What you have to do
Write out all of the entries exactly as given.

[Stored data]

>> BEGIN

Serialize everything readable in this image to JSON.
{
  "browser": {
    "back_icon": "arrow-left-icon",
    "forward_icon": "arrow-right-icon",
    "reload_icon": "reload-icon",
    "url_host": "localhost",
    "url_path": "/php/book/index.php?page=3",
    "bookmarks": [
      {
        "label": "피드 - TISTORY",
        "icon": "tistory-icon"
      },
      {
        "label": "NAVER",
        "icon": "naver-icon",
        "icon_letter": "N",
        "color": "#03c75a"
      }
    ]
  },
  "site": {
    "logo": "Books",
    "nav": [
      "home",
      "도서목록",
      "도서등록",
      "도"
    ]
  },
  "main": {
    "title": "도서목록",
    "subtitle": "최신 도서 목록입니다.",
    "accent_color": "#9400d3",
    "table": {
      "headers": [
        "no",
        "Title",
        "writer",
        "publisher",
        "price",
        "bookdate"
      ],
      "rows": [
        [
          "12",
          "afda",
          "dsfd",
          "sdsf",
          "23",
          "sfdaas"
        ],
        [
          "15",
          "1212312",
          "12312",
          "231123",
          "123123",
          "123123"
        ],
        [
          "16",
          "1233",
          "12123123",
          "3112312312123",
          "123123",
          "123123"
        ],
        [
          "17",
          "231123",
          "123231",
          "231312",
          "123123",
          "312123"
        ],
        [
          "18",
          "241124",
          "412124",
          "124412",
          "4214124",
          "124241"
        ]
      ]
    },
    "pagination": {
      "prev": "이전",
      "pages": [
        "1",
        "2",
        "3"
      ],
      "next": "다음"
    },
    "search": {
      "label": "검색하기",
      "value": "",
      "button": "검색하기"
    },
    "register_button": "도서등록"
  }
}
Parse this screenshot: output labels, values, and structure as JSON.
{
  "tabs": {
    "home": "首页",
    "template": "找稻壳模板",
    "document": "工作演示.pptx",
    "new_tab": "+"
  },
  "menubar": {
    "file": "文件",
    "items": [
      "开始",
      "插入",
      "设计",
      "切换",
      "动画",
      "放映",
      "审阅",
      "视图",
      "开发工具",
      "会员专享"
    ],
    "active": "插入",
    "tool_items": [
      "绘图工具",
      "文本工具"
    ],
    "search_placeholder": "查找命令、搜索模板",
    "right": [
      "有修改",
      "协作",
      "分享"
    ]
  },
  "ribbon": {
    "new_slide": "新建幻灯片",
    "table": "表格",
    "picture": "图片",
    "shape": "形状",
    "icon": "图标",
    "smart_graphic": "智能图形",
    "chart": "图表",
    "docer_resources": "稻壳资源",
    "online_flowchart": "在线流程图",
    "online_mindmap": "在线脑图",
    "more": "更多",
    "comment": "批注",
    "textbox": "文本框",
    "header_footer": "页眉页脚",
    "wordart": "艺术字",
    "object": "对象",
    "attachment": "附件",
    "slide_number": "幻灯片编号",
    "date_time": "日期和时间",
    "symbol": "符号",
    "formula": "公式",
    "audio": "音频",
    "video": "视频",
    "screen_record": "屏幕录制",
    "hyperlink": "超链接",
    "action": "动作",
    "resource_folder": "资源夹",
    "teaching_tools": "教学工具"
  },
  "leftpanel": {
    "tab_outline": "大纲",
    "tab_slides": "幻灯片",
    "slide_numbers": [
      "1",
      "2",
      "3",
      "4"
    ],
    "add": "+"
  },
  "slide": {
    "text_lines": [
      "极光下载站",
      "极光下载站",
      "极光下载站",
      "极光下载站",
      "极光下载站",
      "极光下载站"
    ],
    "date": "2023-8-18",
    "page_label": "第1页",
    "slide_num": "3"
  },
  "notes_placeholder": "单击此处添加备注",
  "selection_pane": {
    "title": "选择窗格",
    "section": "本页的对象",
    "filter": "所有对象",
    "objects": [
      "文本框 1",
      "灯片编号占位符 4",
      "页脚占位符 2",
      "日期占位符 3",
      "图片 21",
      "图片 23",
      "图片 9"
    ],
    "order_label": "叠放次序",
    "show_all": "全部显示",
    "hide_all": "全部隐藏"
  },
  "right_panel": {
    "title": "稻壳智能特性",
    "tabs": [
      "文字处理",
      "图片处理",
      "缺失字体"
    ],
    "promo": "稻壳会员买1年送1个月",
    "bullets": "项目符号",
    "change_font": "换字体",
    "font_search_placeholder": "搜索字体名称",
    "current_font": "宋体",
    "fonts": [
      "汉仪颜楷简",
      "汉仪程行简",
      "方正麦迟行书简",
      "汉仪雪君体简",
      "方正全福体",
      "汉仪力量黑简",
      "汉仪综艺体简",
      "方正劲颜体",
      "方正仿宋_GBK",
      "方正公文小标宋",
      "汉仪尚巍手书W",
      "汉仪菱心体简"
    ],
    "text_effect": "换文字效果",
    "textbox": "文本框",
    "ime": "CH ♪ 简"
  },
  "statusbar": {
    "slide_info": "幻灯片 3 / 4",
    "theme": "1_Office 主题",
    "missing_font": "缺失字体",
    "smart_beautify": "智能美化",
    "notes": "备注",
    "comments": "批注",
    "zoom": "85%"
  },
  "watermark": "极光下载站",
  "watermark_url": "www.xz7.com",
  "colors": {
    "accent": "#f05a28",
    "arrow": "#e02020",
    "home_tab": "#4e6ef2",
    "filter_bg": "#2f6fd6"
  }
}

>> END

Reply
Serialize everything readable in this image to JSON.
{
  "browser": {
    "back_icon": "arrow-left-icon",
    "forward_icon": "arrow-right-icon",
    "reload_icon": "reload-icon",
    "url_host": "localhost",
    "url_path": "/php/book/index.php?page=3",
    "bookmarks": [
      {
        "label": "피드 - TISTORY",
        "icon": "tistory-icon"
      },
      {
        "label": "NAVER",
        "icon": "naver-icon",
        "icon_letter": "N",
        "color": "#03c75a"
      }
    ]
  },
  "site": {
    "logo": "Books",
    "nav": [
      "home",
      "도서목록",
      "도서등록",
      "도"
    ]
  },
  "main": {
    "title": "도서목록",
    "subtitle": "최신 도서 목록입니다.",
    "accent_color": "#9400d3",
    "table": {
      "headers": [
        "no",
        "Title",
        "writer",
        "publisher",
        "price",
        "bookdate"
      ],
      "rows": [
        [
          "12",
          "afda",
          "dsfd",
          "sdsf",
          "23",
          "sfdaas"
        ],
        [
          "15",
          "1212312",
          "12312",
          "231123",
          "123123",
          "123123"
        ],
        [
          "16",
          "1233",
          "12123123",
          "3112312312123",
          "123123",
          "123123"
        ],
        [
          "17",
          "231123",
          "123231",
          "231312",
          "123123",
          "312123"
        ],
        [
          "18",
          "241124",
          "412124",
          "124412",
          "4214124",
          "124241"
        ]
      ]
    },
    "pagination": {
      "prev": "이전",
      "pages": [
        "1",
        "2",
        "3"
      ],
      "next": "다음"
    },
    "search": {
      "label": "검색하기",
      "value": "",
      "button": "검색하기"
    },
    "register_button": "도서등록"
  }
}
Parse this screenshot: output labels, values, and structure as JSON.
{
  "tabs": {
    "home": "首页",
    "template": "找稻壳模板",
    "document": "工作演示.pptx",
    "new_tab": "+"
  },
  "menubar": {
    "file": "文件",
    "items": [
      "开始",
      "插入",
      "设计",
      "切换",
      "动画",
      "放映",
      "审阅",
      "视图",
      "开发工具",
      "会员专享"
    ],
    "active": "插入",
    "tool_items": [
      "绘图工具",
      "文本工具"
    ],
    "search_placeholder": "查找命令、搜索模板",
    "right": [
      "有修改",
      "协作",
      "分享"
    ]
  },
  "ribbon": {
    "new_slide": "新建幻灯片",
    "table": "表格",
    "picture": "图片",
    "shape": "形状",
    "icon": "图标",
    "smart_graphic": "智能图形",
    "chart": "图表",
    "docer_resources": "稻壳资源",
    "online_flowchart": "在线流程图",
    "online_mindmap": "在线脑图",
    "more": "更多",
    "comment": "批注",
    "textbox": "文本框",
    "header_footer": "页眉页脚",
    "wordart": "艺术字",
    "object": "对象",
    "attachment": "附件",
    "slide_number": "幻灯片编号",
    "date_time": "日期和时间",
    "symbol": "符号",
    "formula": "公式",
    "audio": "音频",
    "video": "视频",
    "screen_record": "屏幕录制",
    "hyperlink": "超链接",
    "action": "动作",
    "resource_folder": "资源夹",
    "teaching_tools": "教学工具"
  },
  "leftpanel": {
    "tab_outline": "大纲",
    "tab_slides": "幻灯片",
    "slide_numbers": [
      "1",
      "2",
      "3",
      "4"
    ],
    "add": "+"
  },
  "slide": {
    "text_lines": [
      "极光下载站",
      "极光下载站",
      "极光下载站",
      "极光下载站",
      "极光下载站",
      "极光下载站"
    ],
    "date": "2023-8-18",
    "page_label": "第1页",
    "slide_num": "3"
  },
  "notes_placeholder": "单击此处添加备注",
  "selection_pane": {
    "title": "选择窗格",
    "section": "本页的对象",
    "filter": "所有对象",
    "objects": [
      "文本框 1",
      "灯片编号占位符 4",
      "页脚占位符 2",
      "日期占位符 3",
      "图片 21",
      "图片 23",
      "图片 9"
    ],
    "order_label": "叠放次序",
    "show_all": "全部显示",
    "hide_all": "全部隐藏"
  },
  "right_panel": {
    "title": "稻壳智能特性",
    "tabs": [
      "文字处理",
      "图片处理",
      "缺失字体"
    ],
    "promo": "稻壳会员买1年送1个月",
    "bullets": "项目符号",
    "change_font": "换字体",
    "font_search_placeholder": "搜索字体名称",
    "current_font": "宋体",
    "fonts": [
      "汉仪颜楷简",
      "汉仪程行简",
      "方正麦迟行书简",
      "汉仪雪君体简",
      "方正全福体",
      "汉仪力量黑简",
      "汉仪综艺体简",
      "方正劲颜体",
      "方正仿宋_GBK",
      "方正公文小标宋",
      "汉仪尚巍手书W",
      "汉仪菱心体简"
    ],
    "text_effect": "换文字效果",
    "textbox": "文本框",
    "ime": "CH ♪ 简"
  },
  "statusbar": {
    "slide_info": "幻灯片 3 / 4",
    "theme": "1_Office 主题",
    "missing_font": "缺失字体",
    "smart_beautify": "智能美化",
    "notes": "备注",
    "comments": "批注",
    "zoom": "85%"
  },
  "watermark": "极光下载站",
  "watermark_url": "www.xz7.com",
  "colors": {
    "accent": "#f05a28",
    "arrow": "#e02020",
    "home_tab": "#4e6ef2",
    "filter_bg": "#2f6fd6"
  }
}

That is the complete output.